Begin at the line that holds "OCR this image." and copy each line exactly until the data below ends, including that last line but no pictures.

>> start Source material

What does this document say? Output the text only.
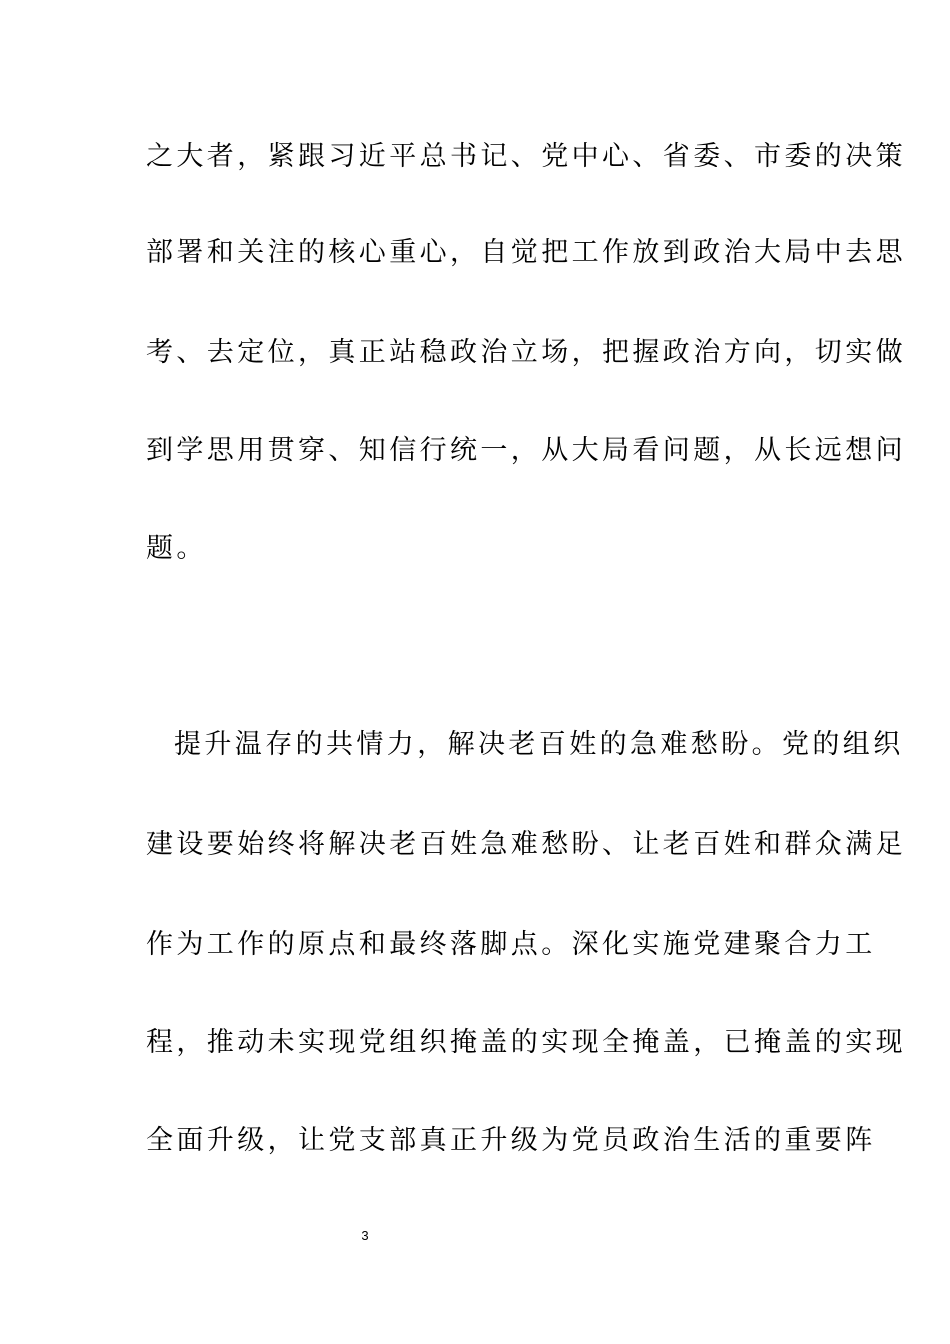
之大者，紧跟习近平总书记、党中心、省委、市委的决策
部署和关注的核心重心，自觉把工作放到政治大局中去思
考、去定位，真正站稳政治立场，把握政治方向，切实做
到学思用贯穿、知信行统一，从大局看问题，从长远想问
题。
提升温存的共情力，解决老百姓的急难愁盼。党的组织
建设要始终将解决老百姓急难愁盼、让老百姓和群众满足
作为工作的原点和最终落脚点。深化实施党建聚合力工
程，推动未实现党组织掩盖的实现全掩盖，已掩盖的实现
全面升级，让党支部真正升级为党员政治生活的重要阵
3
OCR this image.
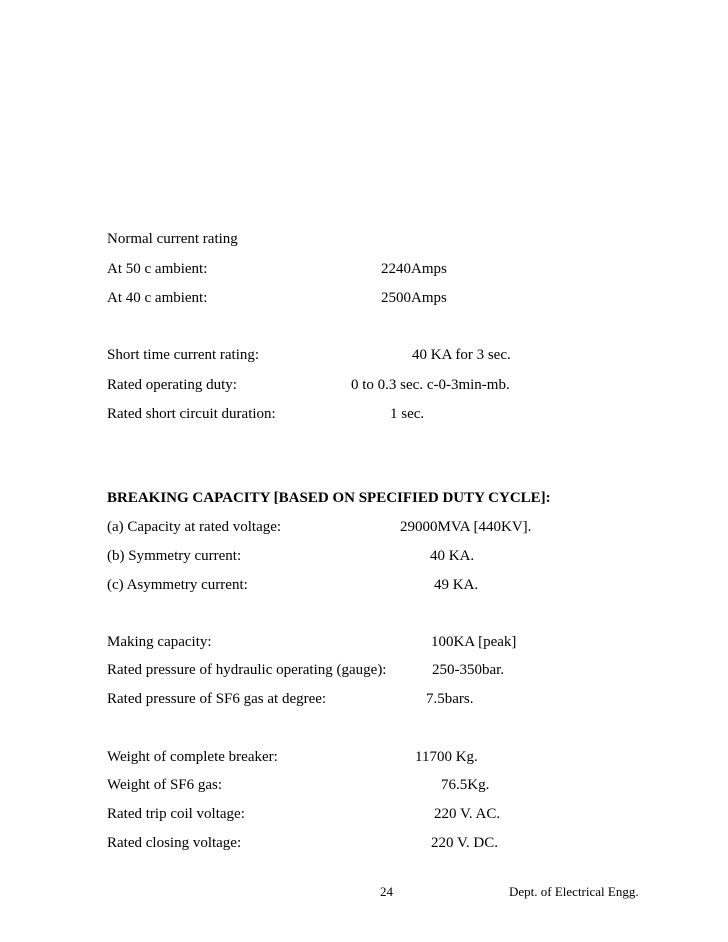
Normal current rating
At 50 c ambient:	2240Amps
At 40 c ambient:	2500Amps
Short time current rating:	40 KA for 3 sec.
Rated operating duty:	0 to 0.3 sec. c-0-3min-mb.
Rated short circuit duration:	1 sec.
BREAKING CAPACITY [BASED ON SPECIFIED DUTY CYCLE]:
(a) Capacity at rated voltage:	29000MVA [440KV].
(b) Symmetry current:	40 KA.
(c) Asymmetry current:	49 KA.
Making capacity:	100KA [peak]
Rated pressure of hydraulic operating (gauge):	250-350bar.
Rated pressure of SF6 gas at degree:	7.5bars.
Weight of complete breaker:	11700 Kg.
Weight of SF6 gas:	76.5Kg.
Rated trip coil voltage:	220 V. AC.
Rated closing voltage:	220 V. DC.
24	Dept. of Electrical Engg.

>> end Source material

- **The response**
OCR this image.
Normal current rating
At 50 c ambient:	2240Amps
At 40 c ambient:	2500Amps
Short time current rating:	40 KA for 3 sec.
Rated operating duty:	0 to 0.3 sec. c-0-3min-mb.
Rated short circuit duration:	1 sec.
BREAKING CAPACITY [BASED ON SPECIFIED DUTY CYCLE]:
(a) Capacity at rated voltage:	29000MVA [440KV].
(b) Symmetry current:	40 KA.
(c) Asymmetry current:	49 KA.
Making capacity:	100KA [peak]
Rated pressure of hydraulic operating (gauge):	250-350bar.
Rated pressure of SF6 gas at degree:	7.5bars.
Weight of complete breaker:	11700 Kg.
Weight of SF6 gas:	76.5Kg.
Rated trip coil voltage:	220 V. AC.
Rated closing voltage:	220 V. DC.
24	Dept. of Electrical Engg.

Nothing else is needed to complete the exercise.